* WHAT THE TASK REQUIRES *
Could you please output all of the data exactly, without the images?

* SUPPLIED INFORMATION *
- Opening Delimiter -

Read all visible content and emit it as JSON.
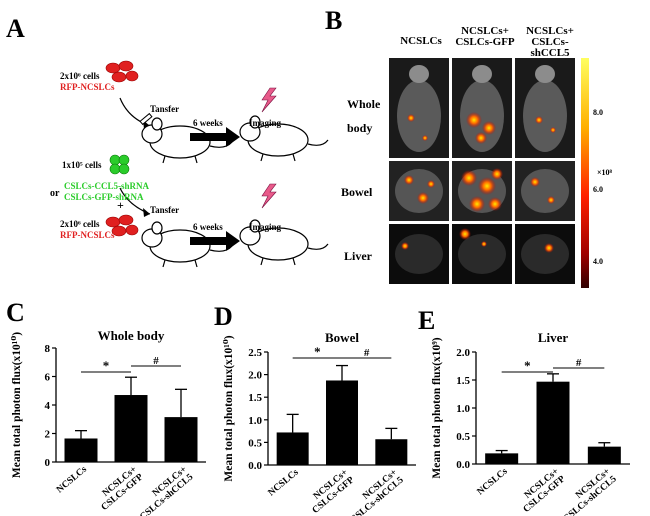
{
  "panels": {
    "A": {
      "label": "A",
      "cells1": "2x10⁶ cells",
      "rfp1": "RFP-NCSLCs",
      "transfer1": "Tansfer",
      "weeks1": "6 weeks",
      "imaging1": "Imaging",
      "cells_green": "1x10⁵ cells",
      "or": "or",
      "shrna1": "CSLCs-CCL5-shRNA",
      "shrna2": "CSLCs-GFP-shRNA",
      "plus": "+",
      "cells2": "2x10⁶ cells",
      "rfp2": "RFP-NCSLCs",
      "transfer2": "Tansfer",
      "weeks2": "6 weeks",
      "imaging2": "Imaging"
    },
    "B": {
      "label": "B",
      "columns": [
        "NCSLCs",
        "NCSLCs+ CSLCs-GFP",
        "NCSLCs+ CSLCs-shCCL5"
      ],
      "rows": [
        "Whole body",
        "Bowel",
        "Liver"
      ],
      "colorbar_ticks": [
        "8.0",
        "6.0",
        "4.0"
      ],
      "colorbar_unit": "×10⁸"
    },
    "C": {
      "label": "C"
    },
    "D": {
      "label": "D"
    },
    "E": {
      "label": "E"
    }
  },
  "colors": {
    "bar": "#000000",
    "tumor_red": "#e02020",
    "tumor_green": "#2bcc2b",
    "hot": "#ff4a00",
    "hot_yellow": "#ffe800"
  },
  "chart_data": [
    {
      "type": "bar",
      "title": "Whole body",
      "categories": [
        "NCSLCs",
        "NCSLCs+ CSLCs-GFP",
        "NCSLCs+ CSLCs-shCCL5"
      ],
      "values": [
        1.65,
        4.7,
        3.15
      ],
      "errors": [
        0.55,
        1.25,
        1.95
      ],
      "ylabel": "Mean total photon flux(x10¹⁰)",
      "ylim": [
        0,
        8
      ],
      "yticks": [
        "0",
        "2",
        "4",
        "6",
        "8"
      ],
      "significance": [
        "*",
        "#"
      ]
    },
    {
      "type": "bar",
      "title": "Bowel",
      "categories": [
        "NCSLCs",
        "NCSLCs+ CSLCs-GFP",
        "NCSLCs+ CSLCs-shCCL5"
      ],
      "values": [
        0.72,
        1.87,
        0.57
      ],
      "errors": [
        0.4,
        0.33,
        0.24
      ],
      "ylabel": "Mean total photon flux(x10¹⁰)",
      "ylim": [
        0,
        2.5
      ],
      "yticks": [
        "0.0",
        "0.5",
        "1.0",
        "1.5",
        "2.0",
        "2.5"
      ],
      "significance": [
        "*",
        "#"
      ]
    },
    {
      "type": "bar",
      "title": "Liver",
      "categories": [
        "NCSLCs",
        "NCSLCs+ CSLCs-GFP",
        "NCSLCs+ CSLCs-shCCL5"
      ],
      "values": [
        0.19,
        1.47,
        0.31
      ],
      "errors": [
        0.05,
        0.14,
        0.07
      ],
      "ylabel": "Mean total photon flux(x10⁹)",
      "ylim": [
        0,
        2.0
      ],
      "yticks": [
        "0.0",
        "0.5",
        "1.0",
        "1.5",
        "2.0"
      ],
      "significance": [
        "*",
        "#"
      ]
    }
  ]
}
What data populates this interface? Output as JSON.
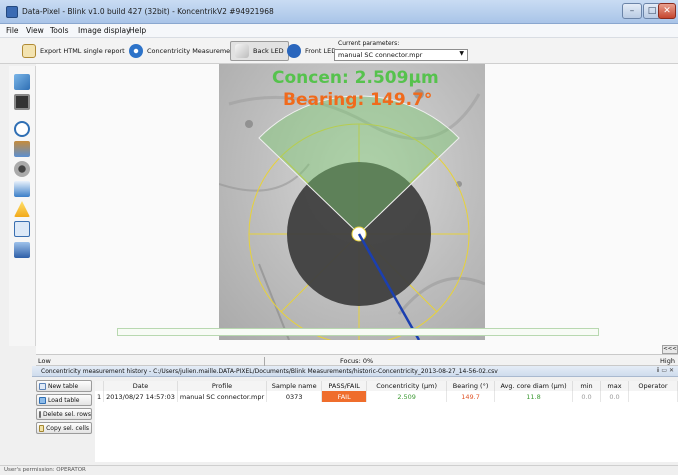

- Closing Delimiter -

* RESPONSE *
Read all visible content and emit it as JSON.
{
  "panels": {
    "A": {
      "label": "A",
      "cells1": "2x10⁶ cells",
      "rfp1": "RFP-NCSLCs",
      "transfer1": "Tansfer",
      "weeks1": "6 weeks",
      "imaging1": "Imaging",
      "cells_green": "1x10⁵ cells",
      "or": "or",
      "shrna1": "CSLCs-CCL5-shRNA",
      "shrna2": "CSLCs-GFP-shRNA",
      "plus": "+",
      "cells2": "2x10⁶ cells",
      "rfp2": "RFP-NCSLCs",
      "transfer2": "Tansfer",
      "weeks2": "6 weeks",
      "imaging2": "Imaging"
    },
    "B": {
      "label": "B",
      "columns": [
        "NCSLCs",
        "NCSLCs+ CSLCs-GFP",
        "NCSLCs+ CSLCs-shCCL5"
      ],
      "rows": [
        "Whole body",
        "Bowel",
        "Liver"
      ],
      "colorbar_ticks": [
        "8.0",
        "6.0",
        "4.0"
      ],
      "colorbar_unit": "×10⁸"
    },
    "C": {
      "label": "C"
    },
    "D": {
      "label": "D"
    },
    "E": {
      "label": "E"
    }
  },
  "colors": {
    "bar": "#000000",
    "tumor_red": "#e02020",
    "tumor_green": "#2bcc2b",
    "hot": "#ff4a00",
    "hot_yellow": "#ffe800"
  },
  "chart_data": [
    {
      "type": "bar",
      "title": "Whole body",
      "categories": [
        "NCSLCs",
        "NCSLCs+ CSLCs-GFP",
        "NCSLCs+ CSLCs-shCCL5"
      ],
      "values": [
        1.65,
        4.7,
        3.15
      ],
      "errors": [
        0.55,
        1.25,
        1.95
      ],
      "ylabel": "Mean total photon flux(x10¹⁰)",
      "ylim": [
        0,
        8
      ],
      "yticks": [
        "0",
        "2",
        "4",
        "6",
        "8"
      ],
      "significance": [
        "*",
        "#"
      ]
    },
    {
      "type": "bar",
      "title": "Bowel",
      "categories": [
        "NCSLCs",
        "NCSLCs+ CSLCs-GFP",
        "NCSLCs+ CSLCs-shCCL5"
      ],
      "values": [
        0.72,
        1.87,
        0.57
      ],
      "errors": [
        0.4,
        0.33,
        0.24
      ],
      "ylabel": "Mean total photon flux(x10¹⁰)",
      "ylim": [
        0,
        2.5
      ],
      "yticks": [
        "0.0",
        "0.5",
        "1.0",
        "1.5",
        "2.0",
        "2.5"
      ],
      "significance": [
        "*",
        "#"
      ]
    },
    {
      "type": "bar",
      "title": "Liver",
      "categories": [
        "NCSLCs",
        "NCSLCs+ CSLCs-GFP",
        "NCSLCs+ CSLCs-shCCL5"
      ],
      "values": [
        0.19,
        1.47,
        0.31
      ],
      "errors": [
        0.05,
        0.14,
        0.07
      ],
      "ylabel": "Mean total photon flux(x10⁹)",
      "ylim": [
        0,
        2.0
      ],
      "yticks": [
        "0.0",
        "0.5",
        "1.0",
        "1.5",
        "2.0"
      ],
      "significance": [
        "*",
        "#"
      ]
    }
  ]
}
What data populates this interface? Output as JSON.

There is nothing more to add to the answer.